* begin GIVEN DATA *
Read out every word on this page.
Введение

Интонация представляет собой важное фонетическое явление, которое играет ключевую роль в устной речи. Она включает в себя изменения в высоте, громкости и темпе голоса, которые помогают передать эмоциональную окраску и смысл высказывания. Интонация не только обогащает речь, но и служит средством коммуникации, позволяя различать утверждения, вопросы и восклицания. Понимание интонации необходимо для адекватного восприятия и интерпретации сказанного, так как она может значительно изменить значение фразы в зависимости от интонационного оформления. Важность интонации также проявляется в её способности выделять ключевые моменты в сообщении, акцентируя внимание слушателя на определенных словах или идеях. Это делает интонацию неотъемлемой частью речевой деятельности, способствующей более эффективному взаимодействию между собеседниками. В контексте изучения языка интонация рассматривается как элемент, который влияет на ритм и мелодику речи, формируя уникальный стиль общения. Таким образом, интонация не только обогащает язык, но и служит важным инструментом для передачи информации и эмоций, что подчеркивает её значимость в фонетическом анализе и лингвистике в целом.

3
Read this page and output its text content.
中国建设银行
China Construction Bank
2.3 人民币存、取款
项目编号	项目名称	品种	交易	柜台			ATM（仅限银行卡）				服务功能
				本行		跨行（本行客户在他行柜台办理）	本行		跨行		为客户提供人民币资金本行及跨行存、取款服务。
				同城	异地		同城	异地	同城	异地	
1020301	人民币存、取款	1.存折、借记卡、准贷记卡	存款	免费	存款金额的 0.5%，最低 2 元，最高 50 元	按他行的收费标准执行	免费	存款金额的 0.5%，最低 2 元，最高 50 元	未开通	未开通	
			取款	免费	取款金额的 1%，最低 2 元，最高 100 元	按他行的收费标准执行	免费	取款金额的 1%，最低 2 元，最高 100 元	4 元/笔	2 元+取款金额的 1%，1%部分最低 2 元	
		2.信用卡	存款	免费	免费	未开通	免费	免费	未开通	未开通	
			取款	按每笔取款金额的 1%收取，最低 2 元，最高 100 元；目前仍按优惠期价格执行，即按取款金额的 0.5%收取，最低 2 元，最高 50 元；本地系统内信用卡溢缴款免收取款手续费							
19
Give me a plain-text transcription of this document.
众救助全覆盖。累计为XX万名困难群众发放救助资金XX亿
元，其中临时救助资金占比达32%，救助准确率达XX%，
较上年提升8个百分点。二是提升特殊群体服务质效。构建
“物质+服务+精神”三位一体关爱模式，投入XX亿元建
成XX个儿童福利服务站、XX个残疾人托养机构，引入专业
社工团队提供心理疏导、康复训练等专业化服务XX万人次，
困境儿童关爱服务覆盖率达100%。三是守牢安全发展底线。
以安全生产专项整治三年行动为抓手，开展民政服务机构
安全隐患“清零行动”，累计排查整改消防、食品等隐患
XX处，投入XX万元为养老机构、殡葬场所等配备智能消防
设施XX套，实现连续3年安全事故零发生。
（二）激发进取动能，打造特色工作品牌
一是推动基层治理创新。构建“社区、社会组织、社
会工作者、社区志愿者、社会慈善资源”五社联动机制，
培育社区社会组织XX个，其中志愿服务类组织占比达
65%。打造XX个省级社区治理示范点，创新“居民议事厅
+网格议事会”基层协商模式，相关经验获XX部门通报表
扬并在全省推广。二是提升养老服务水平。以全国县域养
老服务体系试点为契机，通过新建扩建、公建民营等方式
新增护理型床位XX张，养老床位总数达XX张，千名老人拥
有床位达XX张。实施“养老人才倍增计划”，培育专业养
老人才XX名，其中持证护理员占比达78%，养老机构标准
* end GIVEN DATA *
* begin GIVEN DATA *
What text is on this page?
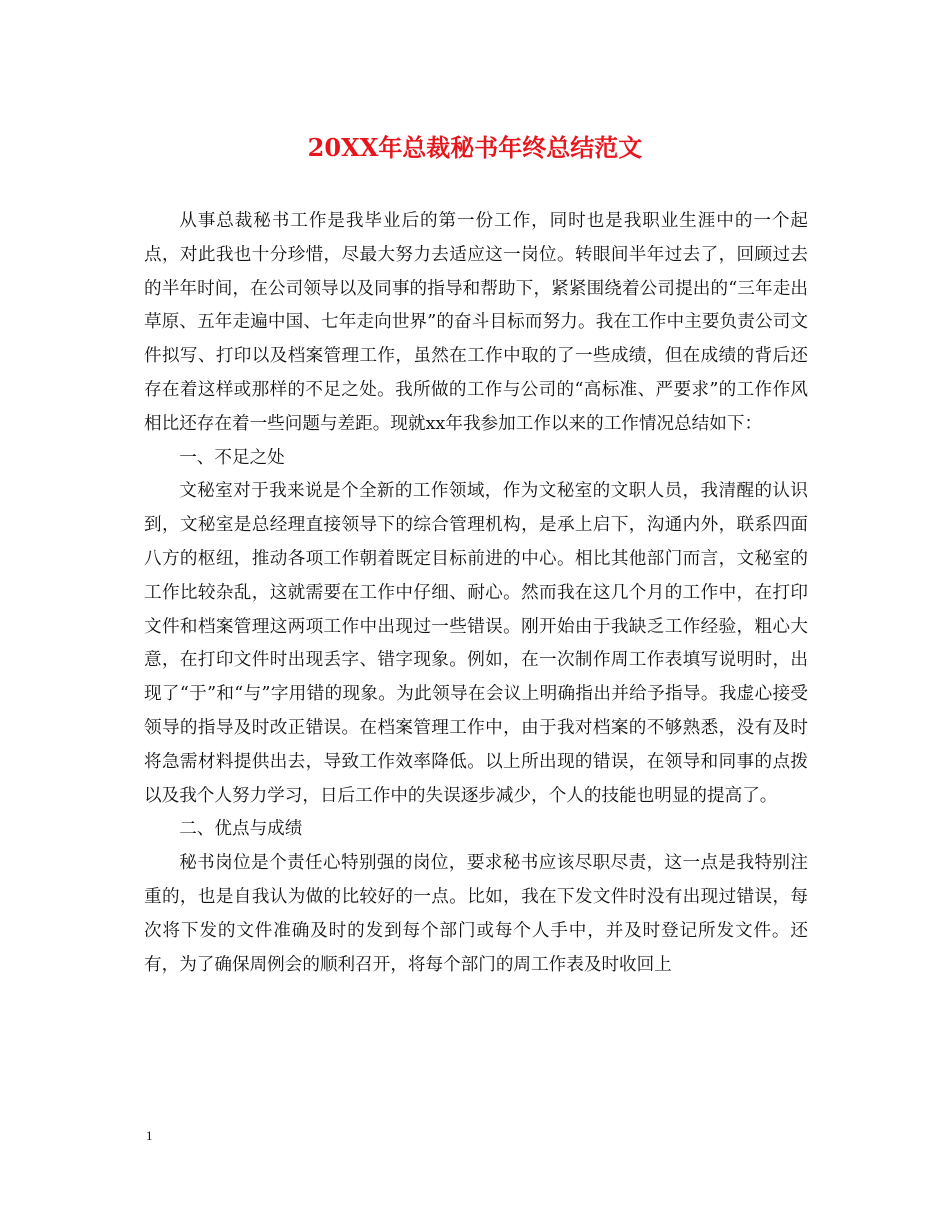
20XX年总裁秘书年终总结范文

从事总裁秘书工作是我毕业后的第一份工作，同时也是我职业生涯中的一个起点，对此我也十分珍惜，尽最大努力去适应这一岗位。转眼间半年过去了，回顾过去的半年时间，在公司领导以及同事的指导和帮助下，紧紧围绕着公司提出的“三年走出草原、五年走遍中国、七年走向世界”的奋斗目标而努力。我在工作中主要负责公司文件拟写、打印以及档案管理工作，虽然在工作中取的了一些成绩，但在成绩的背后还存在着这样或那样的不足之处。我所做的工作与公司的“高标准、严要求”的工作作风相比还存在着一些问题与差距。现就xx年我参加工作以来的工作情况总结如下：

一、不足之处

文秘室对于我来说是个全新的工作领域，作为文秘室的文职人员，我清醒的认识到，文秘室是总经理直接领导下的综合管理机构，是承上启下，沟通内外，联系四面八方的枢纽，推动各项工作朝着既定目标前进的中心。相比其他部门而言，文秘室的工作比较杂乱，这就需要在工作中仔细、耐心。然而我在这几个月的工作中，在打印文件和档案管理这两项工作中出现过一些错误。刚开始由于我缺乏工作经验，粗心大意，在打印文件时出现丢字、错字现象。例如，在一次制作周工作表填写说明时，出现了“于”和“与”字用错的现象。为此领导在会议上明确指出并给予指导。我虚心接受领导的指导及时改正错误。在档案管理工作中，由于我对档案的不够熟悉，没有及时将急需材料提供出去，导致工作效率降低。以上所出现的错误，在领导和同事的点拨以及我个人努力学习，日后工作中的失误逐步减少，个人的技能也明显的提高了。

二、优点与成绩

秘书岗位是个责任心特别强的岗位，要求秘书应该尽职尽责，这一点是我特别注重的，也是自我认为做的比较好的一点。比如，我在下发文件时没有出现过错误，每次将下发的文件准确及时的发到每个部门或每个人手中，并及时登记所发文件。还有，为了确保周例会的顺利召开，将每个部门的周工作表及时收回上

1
* end GIVEN DATA *
* begin GIVEN DATA *
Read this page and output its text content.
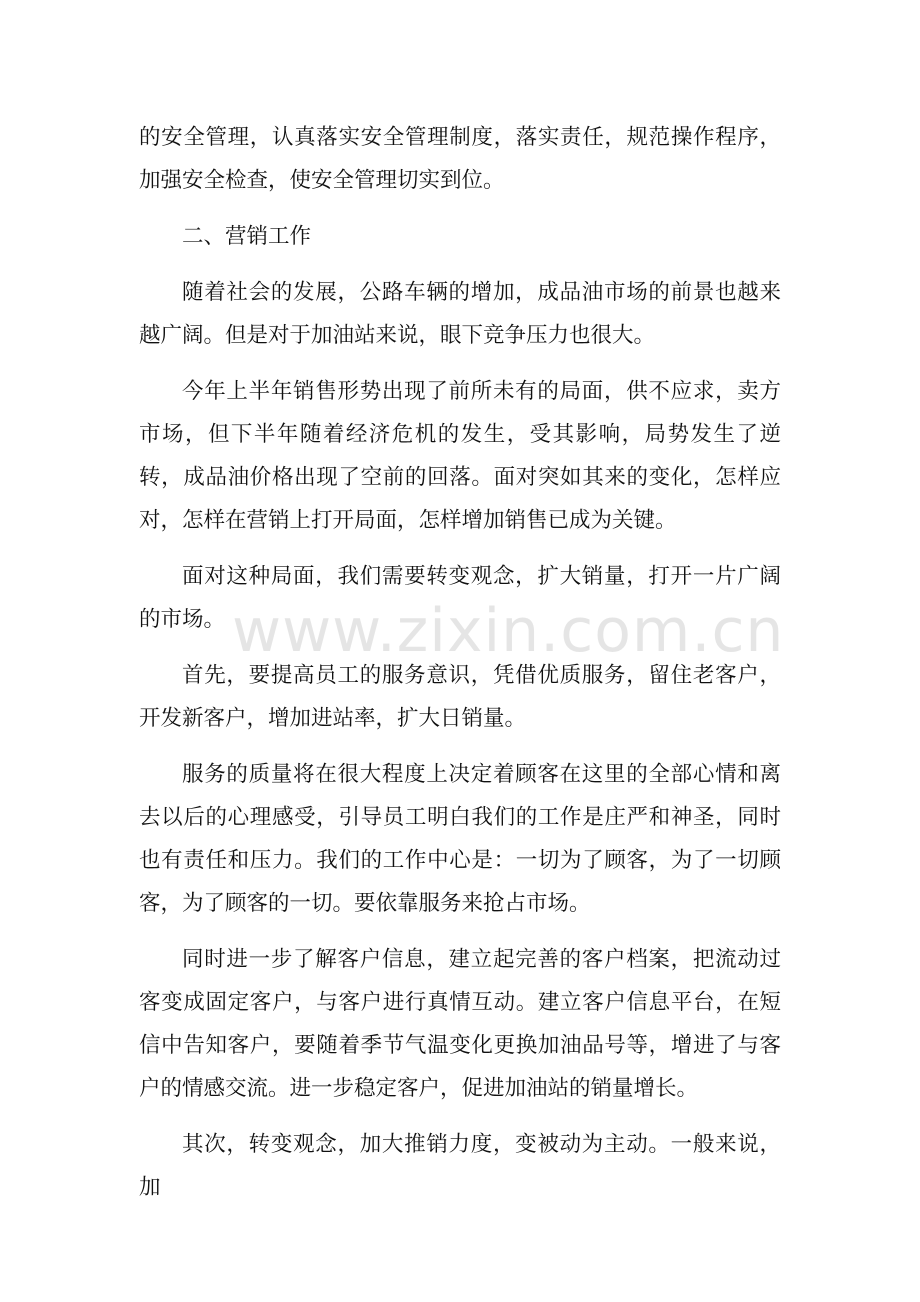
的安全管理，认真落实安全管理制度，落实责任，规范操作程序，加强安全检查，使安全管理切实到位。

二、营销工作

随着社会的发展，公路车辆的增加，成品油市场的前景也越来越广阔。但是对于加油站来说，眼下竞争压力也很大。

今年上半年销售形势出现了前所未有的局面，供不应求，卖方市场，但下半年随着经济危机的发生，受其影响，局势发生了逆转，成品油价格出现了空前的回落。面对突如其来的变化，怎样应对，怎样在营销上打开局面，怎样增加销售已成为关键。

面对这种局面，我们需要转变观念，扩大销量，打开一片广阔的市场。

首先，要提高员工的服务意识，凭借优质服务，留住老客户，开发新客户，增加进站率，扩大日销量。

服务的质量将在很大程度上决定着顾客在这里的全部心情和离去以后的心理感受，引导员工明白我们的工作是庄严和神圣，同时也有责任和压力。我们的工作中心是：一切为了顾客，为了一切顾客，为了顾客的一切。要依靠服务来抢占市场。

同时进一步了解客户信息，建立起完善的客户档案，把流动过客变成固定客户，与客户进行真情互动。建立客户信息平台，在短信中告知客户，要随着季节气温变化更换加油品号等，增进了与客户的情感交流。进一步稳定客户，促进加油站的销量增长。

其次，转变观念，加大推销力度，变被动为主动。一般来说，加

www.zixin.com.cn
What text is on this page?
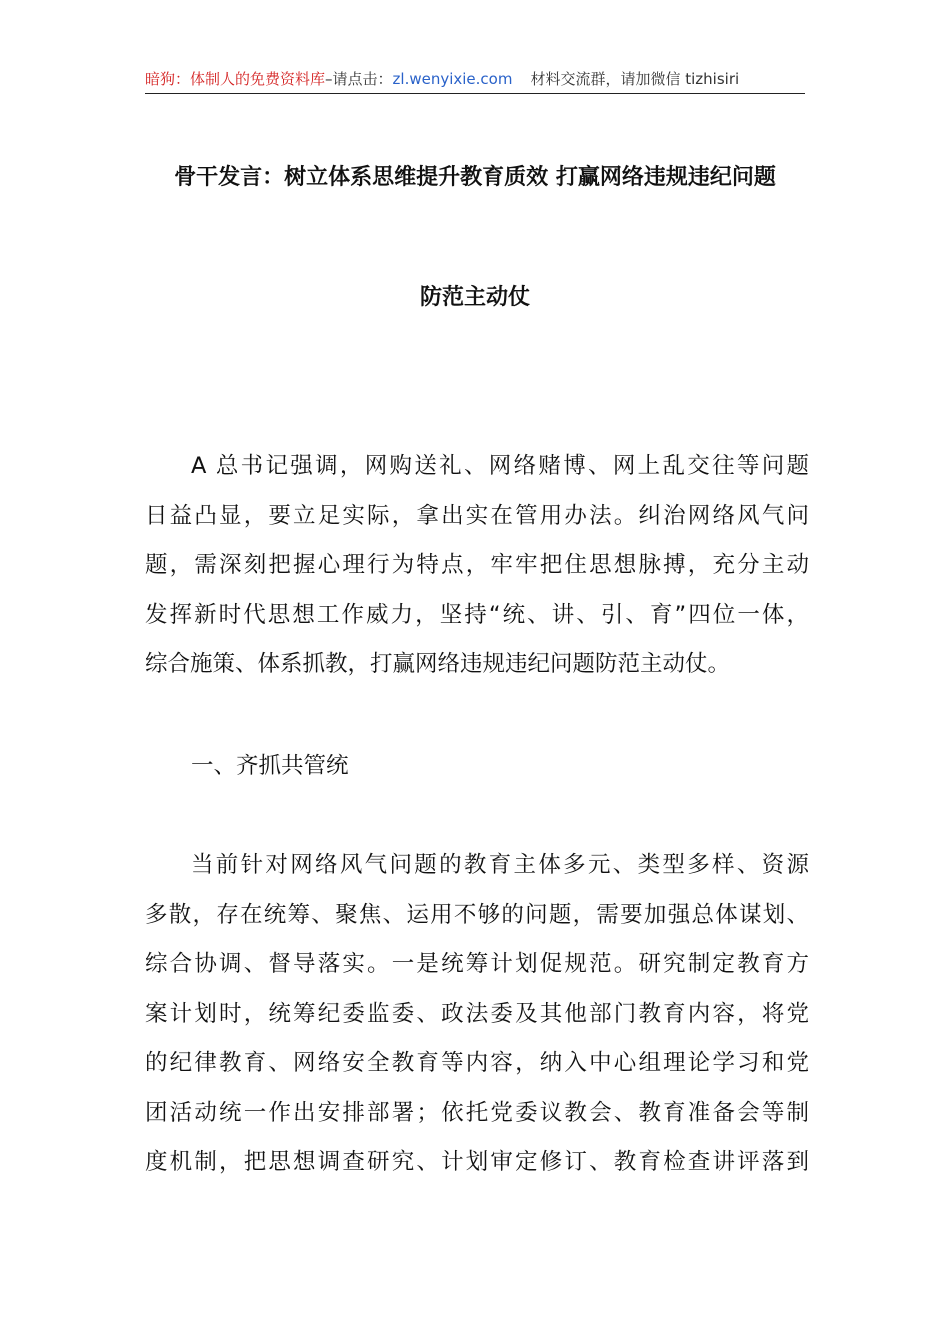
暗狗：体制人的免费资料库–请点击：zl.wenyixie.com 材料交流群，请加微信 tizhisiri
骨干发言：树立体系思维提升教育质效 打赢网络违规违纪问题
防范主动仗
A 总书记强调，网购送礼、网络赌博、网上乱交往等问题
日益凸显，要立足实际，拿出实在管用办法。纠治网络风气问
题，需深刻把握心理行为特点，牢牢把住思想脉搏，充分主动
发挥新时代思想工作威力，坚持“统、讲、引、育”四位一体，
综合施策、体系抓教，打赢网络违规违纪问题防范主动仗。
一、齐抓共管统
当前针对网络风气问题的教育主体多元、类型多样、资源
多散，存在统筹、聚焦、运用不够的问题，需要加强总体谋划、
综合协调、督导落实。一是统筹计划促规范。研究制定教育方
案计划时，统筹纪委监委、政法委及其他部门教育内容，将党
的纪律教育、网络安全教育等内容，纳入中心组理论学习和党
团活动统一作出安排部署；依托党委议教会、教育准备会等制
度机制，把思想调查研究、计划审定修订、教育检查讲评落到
* end GIVEN DATA *
> REQUIRED WORK
List each line of the entries that holds the string "人民币存".

> RESULT OF THE TASK
2.3 人民币存、取款
1020301	人民币存、取款	1.存折、借记卡、准贷记卡	存款	免费	存款金额的 0.5%，最低 2 元，最高 50 元	按他行的收费标准执行	免费	存款金额的 0.5%，最低 2 元，最高 50 元	未开通	未开通	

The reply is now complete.